*WHAT IS EXPECTED*. Output all lines exactly, with nothing added or dropped.

*MATERIAL SHOWN*.

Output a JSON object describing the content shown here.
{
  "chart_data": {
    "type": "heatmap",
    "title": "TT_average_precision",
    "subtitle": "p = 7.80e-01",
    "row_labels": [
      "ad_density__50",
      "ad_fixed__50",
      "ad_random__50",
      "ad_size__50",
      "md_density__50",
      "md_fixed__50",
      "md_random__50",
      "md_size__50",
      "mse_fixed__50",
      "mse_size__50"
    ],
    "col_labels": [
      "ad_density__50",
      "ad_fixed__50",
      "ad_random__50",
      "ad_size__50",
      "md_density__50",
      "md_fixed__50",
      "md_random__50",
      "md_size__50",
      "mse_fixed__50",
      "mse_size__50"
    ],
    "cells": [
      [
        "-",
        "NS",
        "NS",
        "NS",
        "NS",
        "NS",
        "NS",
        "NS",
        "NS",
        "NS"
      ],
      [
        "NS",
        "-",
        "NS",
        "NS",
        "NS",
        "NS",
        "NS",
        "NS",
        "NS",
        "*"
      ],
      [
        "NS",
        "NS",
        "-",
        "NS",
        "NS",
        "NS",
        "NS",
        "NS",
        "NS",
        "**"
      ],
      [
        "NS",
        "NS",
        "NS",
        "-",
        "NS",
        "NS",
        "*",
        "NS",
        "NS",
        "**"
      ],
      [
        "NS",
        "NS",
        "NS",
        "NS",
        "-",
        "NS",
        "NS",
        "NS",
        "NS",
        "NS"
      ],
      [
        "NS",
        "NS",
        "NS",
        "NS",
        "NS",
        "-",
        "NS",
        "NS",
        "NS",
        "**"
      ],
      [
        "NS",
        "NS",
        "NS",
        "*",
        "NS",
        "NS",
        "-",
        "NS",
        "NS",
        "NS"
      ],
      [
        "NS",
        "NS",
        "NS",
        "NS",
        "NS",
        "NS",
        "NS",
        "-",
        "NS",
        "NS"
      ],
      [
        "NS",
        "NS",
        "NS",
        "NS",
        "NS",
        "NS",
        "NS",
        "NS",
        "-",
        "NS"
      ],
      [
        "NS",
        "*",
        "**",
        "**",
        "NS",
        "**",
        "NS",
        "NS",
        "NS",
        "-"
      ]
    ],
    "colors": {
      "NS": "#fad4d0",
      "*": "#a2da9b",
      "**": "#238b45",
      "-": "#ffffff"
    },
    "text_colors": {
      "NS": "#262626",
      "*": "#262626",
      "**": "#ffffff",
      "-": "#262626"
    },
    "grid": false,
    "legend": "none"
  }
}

*TASK SOLUTION*.
Output a JSON object describing the content shown here.
{
  "chart_data": {
    "type": "heatmap",
    "title": "TT_average_precision",
    "subtitle": "p = 7.80e-01",
    "row_labels": [
      "ad_density__50",
      "ad_fixed__50",
      "ad_random__50",
      "ad_size__50",
      "md_density__50",
      "md_fixed__50",
      "md_random__50",
      "md_size__50",
      "mse_fixed__50",
      "mse_size__50"
    ],
    "col_labels": [
      "ad_density__50",
      "ad_fixed__50",
      "ad_random__50",
      "ad_size__50",
      "md_density__50",
      "md_fixed__50",
      "md_random__50",
      "md_size__50",
      "mse_fixed__50",
      "mse_size__50"
    ],
    "cells": [
      [
        "-",
        "NS",
        "NS",
        "NS",
        "NS",
        "NS",
        "NS",
        "NS",
        "NS",
        "NS"
      ],
      [
        "NS",
        "-",
        "NS",
        "NS",
        "NS",
        "NS",
        "NS",
        "NS",
        "NS",
        "*"
      ],
      [
        "NS",
        "NS",
        "-",
        "NS",
        "NS",
        "NS",
        "NS",
        "NS",
        "NS",
        "**"
      ],
      [
        "NS",
        "NS",
        "NS",
        "-",
        "NS",
        "NS",
        "*",
        "NS",
        "NS",
        "**"
      ],
      [
        "NS",
        "NS",
        "NS",
        "NS",
        "-",
        "NS",
        "NS",
        "NS",
        "NS",
        "NS"
      ],
      [
        "NS",
        "NS",
        "NS",
        "NS",
        "NS",
        "-",
        "NS",
        "NS",
        "NS",
        "**"
      ],
      [
        "NS",
        "NS",
        "NS",
        "*",
        "NS",
        "NS",
        "-",
        "NS",
        "NS",
        "NS"
      ],
      [
        "NS",
        "NS",
        "NS",
        "NS",
        "NS",
        "NS",
        "NS",
        "-",
        "NS",
        "NS"
      ],
      [
        "NS",
        "NS",
        "NS",
        "NS",
        "NS",
        "NS",
        "NS",
        "NS",
        "-",
        "NS"
      ],
      [
        "NS",
        "*",
        "**",
        "**",
        "NS",
        "**",
        "NS",
        "NS",
        "NS",
        "-"
      ]
    ],
    "colors": {
      "NS": "#fad4d0",
      "*": "#a2da9b",
      "**": "#238b45",
      "-": "#ffffff"
    },
    "text_colors": {
      "NS": "#262626",
      "*": "#262626",
      "**": "#ffffff",
      "-": "#262626"
    },
    "grid": false,
    "legend": "none"
  }
}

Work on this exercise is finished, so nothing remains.